(Saved entries)
————————

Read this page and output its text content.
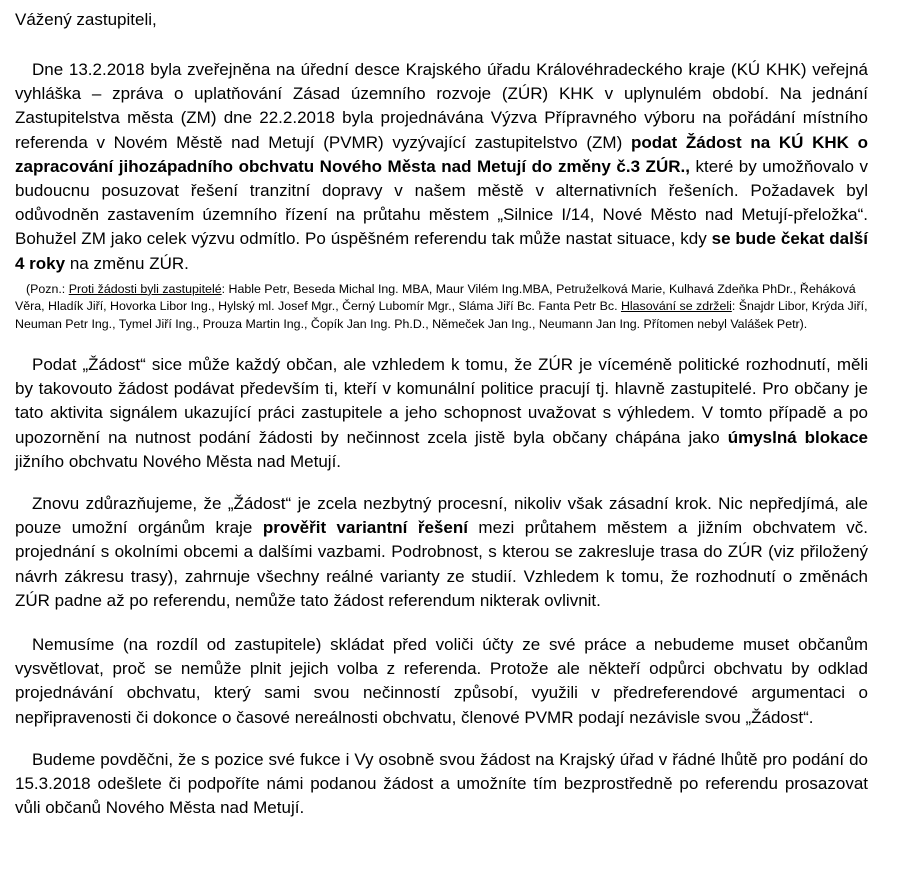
Vážený zastupiteli,

Dne 13.2.2018 byla zveřejněna na úřední desce Krajského úřadu Královéhradeckého kraje (KÚ KHK) veřejná vyhláška – zpráva o uplatňování Zásad územního rozvoje (ZÚR) KHK v uplynulém období. Na jednání Zastupitelstva města (ZM) dne 22.2.2018 byla projednávána Výzva Přípravného výboru na pořádání místního referenda v Novém Městě nad Metují (PVMR) vyzývající zastupitelstvo (ZM) podat Žádost na KÚ KHK o zapracování jihozápadního obchvatu Nového Města nad Metují do změny č.3 ZÚR., které by umožňovalo v budoucnu posuzovat řešení tranzitní dopravy v našem městě v alternativních řešeních. Požadavek byl odůvodněn zastavením územního řízení na průtahu městem „Silnice I/14, Nové Město nad Metují-přeložka“. Bohužel ZM jako celek výzvu odmítlo. Po úspěšném referendu tak může nastat situace, kdy se bude čekat další 4 roky na změnu ZÚR.

(Pozn.: Proti žádosti byli zastupitelé: Hable Petr, Beseda Michal Ing. MBA, Maur Vilém Ing.MBA, Petruželková Marie, Kulhavá Zdeňka PhDr., Řeháková Věra, Hladík Jiří, Hovorka Libor Ing., Hylský ml. Josef Mgr., Černý Lubomír Mgr., Sláma Jiří Bc. Fanta Petr Bc. Hlasování se zdrželi: Šnajdr Libor, Krýda Jiří, Neuman Petr Ing., Tymel Jiří Ing., Prouza Martin Ing., Čopík Jan Ing. Ph.D., Němeček Jan Ing., Neumann Jan Ing. Přítomen nebyl Valášek Petr).

Podat „Žádost“ sice může každý občan, ale vzhledem k tomu, že ZÚR je víceméně politické rozhodnutí, měli by takovouto žádost podávat především ti, kteří v komunální politice pracují tj. hlavně zastupitelé. Pro občany je tato aktivita signálem ukazující práci zastupitele a jeho schopnost uvažovat s výhledem. V tomto případě a po upozornění na nutnost podání žádosti by nečinnost zcela jistě byla občany chápána jako úmyslná blokace jižního obchvatu Nového Města nad Metují.

Znovu zdůrazňujeme, že „Žádost“ je zcela nezbytný procesní, nikoliv však zásadní krok. Nic nepředjímá, ale pouze umožní orgánům kraje prověřit variantní řešení mezi průtahem městem a jižním obchvatem vč. projednání s okolními obcemi a dalšími vazbami. Podrobnost, s kterou se zakresluje trasa do ZÚR (viz přiložený návrh zákresu trasy), zahrnuje všechny reálné varianty ze studií. Vzhledem k tomu, že rozhodnutí o změnách ZÚR padne až po referendu, nemůže tato žádost referendum nikterak ovlivnit.

Nemusíme (na rozdíl od zastupitele) skládat před voliči účty ze své práce a nebudeme muset občanům vysvětlovat, proč se nemůže plnit jejich volba z referenda. Protože ale někteří odpůrci obchvatu by odklad projednávání obchvatu, který sami svou nečinností způsobí, využili v předreferendové argumentaci o nepřipravenosti či dokonce o časové nereálnosti obchvatu, členové PVMR podají nezávisle svou „Žádost“.

Budeme povděčni, že s pozice své fukce i Vy osobně svou žádost na Krajský úřad v řádné lhůtě pro podání do 15.3.2018 odešlete či podpoříte námi podanou žádost a umožníte tím bezprostředně po referendu prosazovat vůli občanů Nového Města nad Metují.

————————

**EXERCISE**.
Return all the lines that contain the string "podání".

**WRITTEN RESPONSE**.
Podat „Žádost“ sice může každý občan, ale vzhledem k tomu, že ZÚR je víceméně politické rozhodnutí, měli by takovouto žádost podávat především ti, kteří v komunální politice pracují tj. hlavně zastupitelé. Pro občany je tato aktivita signálem ukazující práci zastupitele a jeho schopnost uvažovat s výhledem. V tomto případě a po upozornění na nutnost podání žádosti by nečinnost zcela jistě byla občany chápána jako úmyslná blokace jižního obchvatu Nového Města nad Metují.
Budeme povděčni, že s pozice své fukce i Vy osobně svou žádost na Krajský úřad v řádné lhůtě pro podání do 15.3.2018 odešlete či podpoříte námi podanou žádost a umožníte tím bezprostředně po referendu prosazovat vůli občanů Nového Města nad Metují.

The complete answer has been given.